Determine the number of lines containing the word "Edit", and state that figure alone.

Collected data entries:
== == ==

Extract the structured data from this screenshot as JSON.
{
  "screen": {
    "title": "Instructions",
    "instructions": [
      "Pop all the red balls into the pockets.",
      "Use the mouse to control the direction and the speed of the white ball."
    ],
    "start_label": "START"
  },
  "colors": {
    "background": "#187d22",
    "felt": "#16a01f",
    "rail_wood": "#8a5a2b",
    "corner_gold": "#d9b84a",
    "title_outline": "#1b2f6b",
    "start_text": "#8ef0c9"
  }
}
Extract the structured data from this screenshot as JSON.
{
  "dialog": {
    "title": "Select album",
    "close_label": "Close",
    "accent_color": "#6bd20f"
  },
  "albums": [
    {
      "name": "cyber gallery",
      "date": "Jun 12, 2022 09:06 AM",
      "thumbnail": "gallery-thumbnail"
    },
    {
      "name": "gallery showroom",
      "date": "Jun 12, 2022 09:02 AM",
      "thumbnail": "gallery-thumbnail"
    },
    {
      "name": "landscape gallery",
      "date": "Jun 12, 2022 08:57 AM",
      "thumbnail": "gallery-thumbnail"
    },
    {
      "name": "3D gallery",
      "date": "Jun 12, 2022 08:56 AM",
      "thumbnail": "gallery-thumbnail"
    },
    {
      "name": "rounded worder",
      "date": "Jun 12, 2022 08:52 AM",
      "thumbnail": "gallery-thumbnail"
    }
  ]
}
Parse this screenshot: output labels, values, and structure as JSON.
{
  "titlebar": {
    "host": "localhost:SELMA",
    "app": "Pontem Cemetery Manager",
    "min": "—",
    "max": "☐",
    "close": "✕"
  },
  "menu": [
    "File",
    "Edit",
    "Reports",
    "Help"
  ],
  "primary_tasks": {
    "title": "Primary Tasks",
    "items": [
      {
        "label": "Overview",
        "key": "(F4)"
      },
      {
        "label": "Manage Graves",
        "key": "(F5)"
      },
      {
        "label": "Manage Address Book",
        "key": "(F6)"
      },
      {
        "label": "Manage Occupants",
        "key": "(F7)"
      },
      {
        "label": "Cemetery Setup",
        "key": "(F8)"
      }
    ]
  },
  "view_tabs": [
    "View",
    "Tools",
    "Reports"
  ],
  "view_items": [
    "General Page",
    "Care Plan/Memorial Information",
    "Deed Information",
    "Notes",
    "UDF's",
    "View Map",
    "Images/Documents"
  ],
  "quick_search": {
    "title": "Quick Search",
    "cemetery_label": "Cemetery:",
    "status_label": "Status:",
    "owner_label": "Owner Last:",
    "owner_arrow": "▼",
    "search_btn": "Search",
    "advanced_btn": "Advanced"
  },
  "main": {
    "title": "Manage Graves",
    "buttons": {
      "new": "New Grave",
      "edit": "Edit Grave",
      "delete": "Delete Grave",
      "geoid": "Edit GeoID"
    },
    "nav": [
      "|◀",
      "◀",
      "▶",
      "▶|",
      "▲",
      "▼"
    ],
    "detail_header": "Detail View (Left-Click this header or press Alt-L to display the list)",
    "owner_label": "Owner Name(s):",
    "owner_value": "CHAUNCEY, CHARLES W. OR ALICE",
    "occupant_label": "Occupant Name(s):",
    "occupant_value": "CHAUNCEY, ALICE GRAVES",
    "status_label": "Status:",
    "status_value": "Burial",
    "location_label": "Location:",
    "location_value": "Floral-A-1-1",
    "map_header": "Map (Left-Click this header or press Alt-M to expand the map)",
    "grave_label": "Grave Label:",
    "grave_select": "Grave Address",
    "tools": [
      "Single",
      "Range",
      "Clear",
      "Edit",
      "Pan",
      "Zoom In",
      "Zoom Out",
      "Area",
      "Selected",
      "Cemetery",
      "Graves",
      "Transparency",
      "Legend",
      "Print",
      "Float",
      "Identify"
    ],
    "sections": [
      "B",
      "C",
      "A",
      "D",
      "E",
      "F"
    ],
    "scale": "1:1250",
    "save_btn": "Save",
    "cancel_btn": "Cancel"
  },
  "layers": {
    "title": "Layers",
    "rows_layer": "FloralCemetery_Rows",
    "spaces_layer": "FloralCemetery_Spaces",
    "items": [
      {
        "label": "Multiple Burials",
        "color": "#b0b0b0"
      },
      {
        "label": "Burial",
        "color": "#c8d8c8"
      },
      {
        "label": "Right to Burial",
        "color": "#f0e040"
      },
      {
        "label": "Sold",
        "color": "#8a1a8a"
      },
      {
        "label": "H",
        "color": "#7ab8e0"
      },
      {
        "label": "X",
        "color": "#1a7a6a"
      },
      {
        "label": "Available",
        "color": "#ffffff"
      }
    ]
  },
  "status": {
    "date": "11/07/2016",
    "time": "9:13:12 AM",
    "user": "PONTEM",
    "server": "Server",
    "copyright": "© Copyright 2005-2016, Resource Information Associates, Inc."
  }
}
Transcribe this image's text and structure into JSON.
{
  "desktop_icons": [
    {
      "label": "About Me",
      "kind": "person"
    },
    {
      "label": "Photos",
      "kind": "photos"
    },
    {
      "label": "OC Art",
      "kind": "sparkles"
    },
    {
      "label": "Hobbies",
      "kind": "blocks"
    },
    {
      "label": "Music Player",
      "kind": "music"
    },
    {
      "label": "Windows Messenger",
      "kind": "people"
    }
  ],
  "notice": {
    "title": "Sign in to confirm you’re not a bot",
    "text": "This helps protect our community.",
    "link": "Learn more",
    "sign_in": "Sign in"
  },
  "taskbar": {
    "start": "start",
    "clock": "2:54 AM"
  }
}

== == ==

Exercise result:
4